> _PROBLEM STATEMENT_:
Only the pictures are left out: repeat the rest of the entries exactly.
BEGIN RECORDS SUPPLIED
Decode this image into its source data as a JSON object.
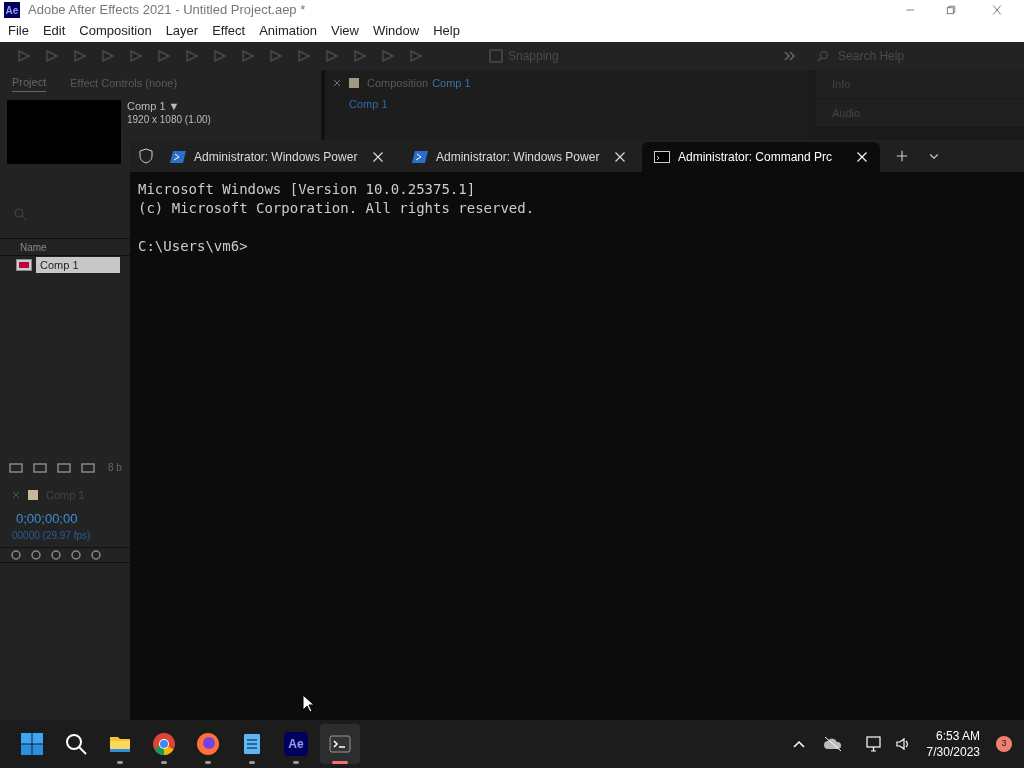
{
  "ae": {
    "title": "Adobe After Effects 2021 - Untitled Project.aep *",
    "logo": "Ae",
    "menu": [
      "File",
      "Edit",
      "Composition",
      "Layer",
      "Effect",
      "Animation",
      "View",
      "Window",
      "Help"
    ],
    "snapping": {
      "label": "Snapping",
      "checked": false
    },
    "search": {
      "placeholder": "Search Help"
    },
    "project_tabs": [
      {
        "label": "Project",
        "selected": true
      },
      {
        "label": "Effect Controls (none)",
        "selected": false
      }
    ],
    "item": {
      "name": "Comp 1 ▼",
      "size": "1920 x 1080 (1.00)"
    },
    "column": "Name",
    "rows": [
      {
        "name": "Comp 1",
        "selected": true
      }
    ],
    "bpc": "8 b",
    "timeline": {
      "tab": "Comp 1",
      "timecode": "0;00;00;00",
      "frames": "00000 (29.97 fps)"
    },
    "composition": {
      "label": "Composition",
      "name": "Comp 1",
      "subtab": "Comp 1"
    },
    "right_panels": [
      "Info",
      "Audio"
    ]
  },
  "terminal": {
    "tabs": [
      {
        "kind": "powershell",
        "title": "Administrator: Windows Power",
        "selected": false
      },
      {
        "kind": "powershell",
        "title": "Administrator: Windows Power",
        "selected": false
      },
      {
        "kind": "cmd",
        "title": "Administrator:  Command Prc",
        "selected": true
      }
    ],
    "blocks": [
      [
        "Microsoft Windows [Version 10.0.25375.1]",
        "(c) Microsoft Corporation. All rights reserved."
      ],
      [
        "C:\\Users\\vm6>"
      ]
    ]
  },
  "taskbar": {
    "apps": [
      {
        "kind": "start",
        "running": false,
        "active": false
      },
      {
        "kind": "search",
        "running": false,
        "active": false
      },
      {
        "kind": "folder",
        "running": true,
        "active": false
      },
      {
        "kind": "chrome",
        "running": true,
        "active": false
      },
      {
        "kind": "firefox",
        "running": true,
        "active": false
      },
      {
        "kind": "notepad",
        "running": true,
        "active": false
      },
      {
        "kind": "ae",
        "running": true,
        "active": false,
        "label": "Ae"
      },
      {
        "kind": "terminal",
        "running": true,
        "active": true
      }
    ],
    "time": "6:53 AM",
    "date": "7/30/2023",
    "badge": "3"
  }
}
END RECORDS SUPPLIED
> _SOLUTION TO THE EXERCISE_:
Decode this image into its source data as a JSON object.
{
  "ae": {
    "title": "Adobe After Effects 2021 - Untitled Project.aep *",
    "logo": "Ae",
    "menu": [
      "File",
      "Edit",
      "Composition",
      "Layer",
      "Effect",
      "Animation",
      "View",
      "Window",
      "Help"
    ],
    "snapping": {
      "label": "Snapping",
      "checked": false
    },
    "search": {
      "placeholder": "Search Help"
    },
    "project_tabs": [
      {
        "label": "Project",
        "selected": true
      },
      {
        "label": "Effect Controls (none)",
        "selected": false
      }
    ],
    "item": {
      "name": "Comp 1 ▼",
      "size": "1920 x 1080 (1.00)"
    },
    "column": "Name",
    "rows": [
      {
        "name": "Comp 1",
        "selected": true
      }
    ],
    "bpc": "8 b",
    "timeline": {
      "tab": "Comp 1",
      "timecode": "0;00;00;00",
      "frames": "00000 (29.97 fps)"
    },
    "composition": {
      "label": "Composition",
      "name": "Comp 1",
      "subtab": "Comp 1"
    },
    "right_panels": [
      "Info",
      "Audio"
    ]
  },
  "terminal": {
    "tabs": [
      {
        "kind": "powershell",
        "title": "Administrator: Windows Power",
        "selected": false
      },
      {
        "kind": "powershell",
        "title": "Administrator: Windows Power",
        "selected": false
      },
      {
        "kind": "cmd",
        "title": "Administrator:  Command Prc",
        "selected": true
      }
    ],
    "blocks": [
      [
        "Microsoft Windows [Version 10.0.25375.1]",
        "(c) Microsoft Corporation. All rights reserved."
      ],
      [
        "C:\\Users\\vm6>"
      ]
    ]
  },
  "taskbar": {
    "apps": [
      {
        "kind": "start",
        "running": false,
        "active": false
      },
      {
        "kind": "search",
        "running": false,
        "active": false
      },
      {
        "kind": "folder",
        "running": true,
        "active": false
      },
      {
        "kind": "chrome",
        "running": true,
        "active": false
      },
      {
        "kind": "firefox",
        "running": true,
        "active": false
      },
      {
        "kind": "notepad",
        "running": true,
        "active": false
      },
      {
        "kind": "ae",
        "running": true,
        "active": false,
        "label": "Ae"
      },
      {
        "kind": "terminal",
        "running": true,
        "active": true
      }
    ],
    "time": "6:53 AM",
    "date": "7/30/2023",
    "badge": "3"
  }
}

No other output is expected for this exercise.